#### Problem to work on
State the number of lines below in which the word "Risk" appears. Nothing else belongs in the answer.

Data records:
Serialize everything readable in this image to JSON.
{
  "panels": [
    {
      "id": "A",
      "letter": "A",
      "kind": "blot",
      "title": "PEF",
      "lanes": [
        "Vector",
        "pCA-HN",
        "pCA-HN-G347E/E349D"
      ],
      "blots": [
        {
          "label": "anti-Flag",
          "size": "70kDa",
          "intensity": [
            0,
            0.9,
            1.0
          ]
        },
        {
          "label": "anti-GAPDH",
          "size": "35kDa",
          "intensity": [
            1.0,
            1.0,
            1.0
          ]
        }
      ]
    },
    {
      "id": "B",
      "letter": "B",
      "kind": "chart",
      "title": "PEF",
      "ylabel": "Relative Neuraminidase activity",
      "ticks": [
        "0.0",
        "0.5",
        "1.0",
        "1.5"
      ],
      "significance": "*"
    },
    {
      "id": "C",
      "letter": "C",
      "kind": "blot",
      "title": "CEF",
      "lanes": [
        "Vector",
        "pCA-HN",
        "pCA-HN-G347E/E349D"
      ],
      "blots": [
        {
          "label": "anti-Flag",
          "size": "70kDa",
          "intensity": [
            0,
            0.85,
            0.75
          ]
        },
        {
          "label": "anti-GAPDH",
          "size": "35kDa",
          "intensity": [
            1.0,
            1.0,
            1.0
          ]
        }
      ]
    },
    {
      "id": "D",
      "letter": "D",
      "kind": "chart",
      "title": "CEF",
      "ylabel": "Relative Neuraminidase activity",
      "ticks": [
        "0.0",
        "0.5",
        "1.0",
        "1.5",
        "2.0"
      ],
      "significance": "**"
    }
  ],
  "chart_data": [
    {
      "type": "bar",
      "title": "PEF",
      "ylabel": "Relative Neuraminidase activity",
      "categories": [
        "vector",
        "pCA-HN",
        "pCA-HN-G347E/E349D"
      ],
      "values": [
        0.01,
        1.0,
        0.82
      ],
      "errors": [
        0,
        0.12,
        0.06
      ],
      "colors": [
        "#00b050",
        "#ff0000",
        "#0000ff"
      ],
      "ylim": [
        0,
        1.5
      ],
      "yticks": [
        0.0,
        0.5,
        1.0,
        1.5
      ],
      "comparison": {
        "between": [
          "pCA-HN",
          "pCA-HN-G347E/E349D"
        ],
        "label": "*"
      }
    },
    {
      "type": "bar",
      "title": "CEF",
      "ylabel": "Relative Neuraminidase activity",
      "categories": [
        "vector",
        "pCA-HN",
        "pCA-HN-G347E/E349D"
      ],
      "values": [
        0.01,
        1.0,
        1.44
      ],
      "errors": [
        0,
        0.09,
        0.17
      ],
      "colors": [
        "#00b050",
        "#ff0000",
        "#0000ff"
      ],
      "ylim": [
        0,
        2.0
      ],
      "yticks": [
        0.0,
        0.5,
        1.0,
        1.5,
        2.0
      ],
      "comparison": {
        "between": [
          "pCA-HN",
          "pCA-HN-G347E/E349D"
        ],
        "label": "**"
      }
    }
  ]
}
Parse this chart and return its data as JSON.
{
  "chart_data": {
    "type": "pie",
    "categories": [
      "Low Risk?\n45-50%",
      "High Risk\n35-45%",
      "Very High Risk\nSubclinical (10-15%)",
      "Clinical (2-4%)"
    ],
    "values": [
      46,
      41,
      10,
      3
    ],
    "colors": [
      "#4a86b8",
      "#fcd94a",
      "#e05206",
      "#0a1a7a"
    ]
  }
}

#### Written response
3